— Given request —
Arrange every line of the records below as a numbered list, leaving out any blank lines.

— Records for the task —
►
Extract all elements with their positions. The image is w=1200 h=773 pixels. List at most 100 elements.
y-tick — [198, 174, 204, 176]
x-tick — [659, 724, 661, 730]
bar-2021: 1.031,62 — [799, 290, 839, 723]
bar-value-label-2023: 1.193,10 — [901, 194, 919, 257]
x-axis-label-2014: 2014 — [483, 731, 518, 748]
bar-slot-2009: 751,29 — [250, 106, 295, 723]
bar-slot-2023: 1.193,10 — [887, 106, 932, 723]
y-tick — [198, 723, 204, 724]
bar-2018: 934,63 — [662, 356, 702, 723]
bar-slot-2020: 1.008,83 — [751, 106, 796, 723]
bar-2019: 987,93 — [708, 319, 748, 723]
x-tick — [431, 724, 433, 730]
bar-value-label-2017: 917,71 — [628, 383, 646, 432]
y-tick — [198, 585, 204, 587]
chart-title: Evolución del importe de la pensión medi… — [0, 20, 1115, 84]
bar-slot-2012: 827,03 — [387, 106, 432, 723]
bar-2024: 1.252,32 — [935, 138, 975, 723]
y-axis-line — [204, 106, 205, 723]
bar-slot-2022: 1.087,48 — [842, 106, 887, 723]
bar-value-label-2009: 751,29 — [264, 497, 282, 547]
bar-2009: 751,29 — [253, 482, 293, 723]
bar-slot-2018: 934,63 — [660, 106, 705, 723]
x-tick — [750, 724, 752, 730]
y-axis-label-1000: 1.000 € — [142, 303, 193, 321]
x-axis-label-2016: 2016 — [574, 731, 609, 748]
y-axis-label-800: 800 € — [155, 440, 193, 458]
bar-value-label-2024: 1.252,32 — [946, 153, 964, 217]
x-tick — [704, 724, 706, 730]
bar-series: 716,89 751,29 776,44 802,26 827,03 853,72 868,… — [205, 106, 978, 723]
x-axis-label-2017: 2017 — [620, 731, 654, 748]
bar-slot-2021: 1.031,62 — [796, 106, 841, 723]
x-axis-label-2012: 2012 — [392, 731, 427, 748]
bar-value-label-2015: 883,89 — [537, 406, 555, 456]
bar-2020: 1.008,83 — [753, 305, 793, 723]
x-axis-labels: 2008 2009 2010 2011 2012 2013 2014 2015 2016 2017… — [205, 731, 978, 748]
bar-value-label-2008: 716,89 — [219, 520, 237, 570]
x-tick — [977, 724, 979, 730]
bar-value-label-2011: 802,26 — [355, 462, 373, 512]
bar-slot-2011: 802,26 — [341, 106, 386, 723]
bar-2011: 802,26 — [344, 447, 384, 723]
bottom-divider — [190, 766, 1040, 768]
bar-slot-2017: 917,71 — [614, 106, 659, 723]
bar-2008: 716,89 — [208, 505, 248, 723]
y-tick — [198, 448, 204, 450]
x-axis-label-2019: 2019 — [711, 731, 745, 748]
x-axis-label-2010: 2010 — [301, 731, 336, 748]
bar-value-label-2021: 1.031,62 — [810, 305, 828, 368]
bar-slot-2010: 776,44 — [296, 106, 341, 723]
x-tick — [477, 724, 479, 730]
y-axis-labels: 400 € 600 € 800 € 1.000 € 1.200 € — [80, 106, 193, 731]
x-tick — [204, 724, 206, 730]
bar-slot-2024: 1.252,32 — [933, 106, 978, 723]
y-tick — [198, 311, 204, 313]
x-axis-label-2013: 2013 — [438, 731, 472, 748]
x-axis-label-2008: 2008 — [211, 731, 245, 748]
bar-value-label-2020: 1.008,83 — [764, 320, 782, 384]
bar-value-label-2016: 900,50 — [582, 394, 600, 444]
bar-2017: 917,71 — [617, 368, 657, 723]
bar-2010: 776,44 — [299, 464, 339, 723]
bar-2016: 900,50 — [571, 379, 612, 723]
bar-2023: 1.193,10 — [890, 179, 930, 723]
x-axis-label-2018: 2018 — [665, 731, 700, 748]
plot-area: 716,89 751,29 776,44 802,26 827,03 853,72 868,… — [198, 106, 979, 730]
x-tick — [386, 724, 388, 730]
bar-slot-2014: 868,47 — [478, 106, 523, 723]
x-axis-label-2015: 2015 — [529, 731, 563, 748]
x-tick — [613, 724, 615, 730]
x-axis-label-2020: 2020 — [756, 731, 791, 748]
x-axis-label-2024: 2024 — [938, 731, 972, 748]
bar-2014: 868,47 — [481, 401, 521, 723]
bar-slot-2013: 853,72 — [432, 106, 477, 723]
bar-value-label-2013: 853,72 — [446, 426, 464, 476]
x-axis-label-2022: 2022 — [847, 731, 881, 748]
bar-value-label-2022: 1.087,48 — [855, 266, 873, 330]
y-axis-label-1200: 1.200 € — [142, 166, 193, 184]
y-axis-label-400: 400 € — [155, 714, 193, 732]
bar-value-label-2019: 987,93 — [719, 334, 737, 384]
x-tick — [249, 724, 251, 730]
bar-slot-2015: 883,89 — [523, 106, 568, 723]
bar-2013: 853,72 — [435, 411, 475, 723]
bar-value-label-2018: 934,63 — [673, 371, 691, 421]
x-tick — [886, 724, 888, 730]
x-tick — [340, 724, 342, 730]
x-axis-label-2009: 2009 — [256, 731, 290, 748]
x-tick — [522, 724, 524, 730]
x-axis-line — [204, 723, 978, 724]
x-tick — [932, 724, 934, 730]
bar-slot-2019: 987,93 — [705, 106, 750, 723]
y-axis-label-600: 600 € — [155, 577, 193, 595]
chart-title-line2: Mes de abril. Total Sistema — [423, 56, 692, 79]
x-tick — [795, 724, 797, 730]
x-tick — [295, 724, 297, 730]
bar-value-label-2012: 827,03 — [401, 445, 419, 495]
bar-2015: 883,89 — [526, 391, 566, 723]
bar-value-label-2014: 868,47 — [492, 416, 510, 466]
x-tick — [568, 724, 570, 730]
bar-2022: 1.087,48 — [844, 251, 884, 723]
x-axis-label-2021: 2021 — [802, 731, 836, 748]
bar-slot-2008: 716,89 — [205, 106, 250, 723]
◄
— Response to this task —
1. Extract all elements with their positions. The image is w=1200 h=773 pixels. List at most 100 elements.
2. y-tick — [198, 174, 204, 176]
3. x-tick — [659, 724, 661, 730]
4. bar-2021: 1.031,62 — [799, 290, 839, 723]
5. bar-value-label-2023: 1.193,10 — [901, 194, 919, 257]
6. x-axis-label-2014: 2014 — [483, 731, 518, 748]
7. bar-slot-2009: 751,29 — [250, 106, 295, 723]
8. bar-slot-2023: 1.193,10 — [887, 106, 932, 723]
9. y-tick — [198, 723, 204, 724]
10. bar-2018: 934,63 — [662, 356, 702, 723]
11. bar-slot-2020: 1.008,83 — [751, 106, 796, 723]
12. bar-2019: 987,93 — [708, 319, 748, 723]
13. x-tick — [431, 724, 433, 730]
14. bar-value-label-2017: 917,71 — [628, 383, 646, 432]
15. y-tick — [198, 585, 204, 587]
16. chart-title: Evolución del importe de la pensión medi… — [0, 20, 1115, 84]
17. bar-slot-2012: 827,03 — [387, 106, 432, 723]
18. bar-2024: 1.252,32 — [935, 138, 975, 723]
19. y-axis-line — [204, 106, 205, 723]
20. bar-slot-2022: 1.087,48 — [842, 106, 887, 723]
21. bar-value-label-2009: 751,29 — [264, 497, 282, 547]
22. bar-2009: 751,29 — [253, 482, 293, 723]
23. bar-slot-2018: 934,63 — [660, 106, 705, 723]
24. x-tick — [750, 724, 752, 730]
25. y-axis-label-1000: 1.000 € — [142, 303, 193, 321]
26. x-axis-label-2016: 2016 — [574, 731, 609, 748]
27. y-axis-label-800: 800 € — [155, 440, 193, 458]
28. bar-value-label-2024: 1.252,32 — [946, 153, 964, 217]
29. x-tick — [704, 724, 706, 730]
30. bar-series: 716,89 751,29 776,44 802,26 827,03 853,72 868,… — [205, 106, 978, 723]
31. x-axis-label-2017: 2017 — [620, 731, 654, 748]
32. bar-slot-2021: 1.031,62 — [796, 106, 841, 723]
33. x-axis-label-2012: 2012 — [392, 731, 427, 748]
34. bar-value-label-2015: 883,89 — [537, 406, 555, 456]
35. bar-2020: 1.008,83 — [753, 305, 793, 723]
36. x-axis-labels: 2008 2009 2010 2011 2012 2013 2014 2015 2016 2017… — [205, 731, 978, 748]
37. bar-value-label-2008: 716,89 — [219, 520, 237, 570]
38. x-tick — [977, 724, 979, 730]
39. bar-value-label-2011: 802,26 — [355, 462, 373, 512]
40. bar-slot-2011: 802,26 — [341, 106, 386, 723]
41. bar-2011: 802,26 — [344, 447, 384, 723]
42. bottom-divider — [190, 766, 1040, 768]
43. bar-slot-2017: 917,71 — [614, 106, 659, 723]
44. bar-2008: 716,89 — [208, 505, 248, 723]
45. y-tick — [198, 448, 204, 450]
46. x-axis-label-2019: 2019 — [711, 731, 745, 748]
47. x-axis-label-2010: 2010 — [301, 731, 336, 748]
48. bar-value-label-2021: 1.031,62 — [810, 305, 828, 368]
49. bar-slot-2010: 776,44 — [296, 106, 341, 723]
50. x-tick — [477, 724, 479, 730]
51. y-axis-labels: 400 € 600 € 800 € 1.000 € 1.200 € — [80, 106, 193, 731]
52. x-tick — [204, 724, 206, 730]
53. bar-slot-2024: 1.252,32 — [933, 106, 978, 723]
54. y-tick — [198, 311, 204, 313]
55. x-axis-label-2013: 2013 — [438, 731, 472, 748]
56. x-axis-label-2008: 2008 — [211, 731, 245, 748]
57. bar-value-label-2020: 1.008,83 — [764, 320, 782, 384]
58. bar-value-label-2016: 900,50 — [582, 394, 600, 444]
59. bar-2017: 917,71 — [617, 368, 657, 723]
60. bar-2010: 776,44 — [299, 464, 339, 723]
61. bar-2016: 900,50 — [571, 379, 612, 723]
62. bar-2023: 1.193,10 — [890, 179, 930, 723]
63. x-axis-label-2018: 2018 — [665, 731, 700, 748]
64. plot-area: 716,89 751,29 776,44 802,26 827,03 853,72 868,… — [198, 106, 979, 730]
65. x-tick — [386, 724, 388, 730]
66. bar-slot-2014: 868,47 — [478, 106, 523, 723]
67. x-axis-label-2015: 2015 — [529, 731, 563, 748]
68. x-tick — [613, 724, 615, 730]
69. x-axis-label-2020: 2020 — [756, 731, 791, 748]
70. x-axis-label-2024: 2024 — [938, 731, 972, 748]
71. bar-2014: 868,47 — [481, 401, 521, 723]
72. bar-slot-2013: 853,72 — [432, 106, 477, 723]
73. bar-value-label-2013: 853,72 — [446, 426, 464, 476]
74. x-axis-label-2022: 2022 — [847, 731, 881, 748]
75. bar-value-label-2022: 1.087,48 — [855, 266, 873, 330]
76. y-axis-label-1200: 1.200 € — [142, 166, 193, 184]
77. y-axis-label-400: 400 € — [155, 714, 193, 732]
78. bar-value-label-2019: 987,93 — [719, 334, 737, 384]
79. x-tick — [249, 724, 251, 730]
80. bar-slot-2015: 883,89 — [523, 106, 568, 723]
81. bar-2013: 853,72 — [435, 411, 475, 723]
82. bar-value-label-2018: 934,63 — [673, 371, 691, 421]
83. x-tick — [886, 724, 888, 730]
84. x-tick — [340, 724, 342, 730]
85. x-axis-label-2009: 2009 — [256, 731, 290, 748]
86. x-tick — [522, 724, 524, 730]
87. x-axis-line — [204, 723, 978, 724]
88. x-tick — [932, 724, 934, 730]
89. bar-slot-2019: 987,93 — [705, 106, 750, 723]
90. y-axis-label-600: 600 € — [155, 577, 193, 595]
91. chart-title-line2: Mes de abril. Total Sistema — [423, 56, 692, 79]
92. x-tick — [795, 724, 797, 730]
93. x-tick — [295, 724, 297, 730]
94. bar-value-label-2012: 827,03 — [401, 445, 419, 495]
95. bar-2015: 883,89 — [526, 391, 566, 723]
96. bar-value-label-2014: 868,47 — [492, 416, 510, 466]
97. x-tick — [568, 724, 570, 730]
98. bar-2022: 1.087,48 — [844, 251, 884, 723]
99. x-axis-label-2021: 2021 — [802, 731, 836, 748]
100. bar-slot-2008: 716,89 — [205, 106, 250, 723]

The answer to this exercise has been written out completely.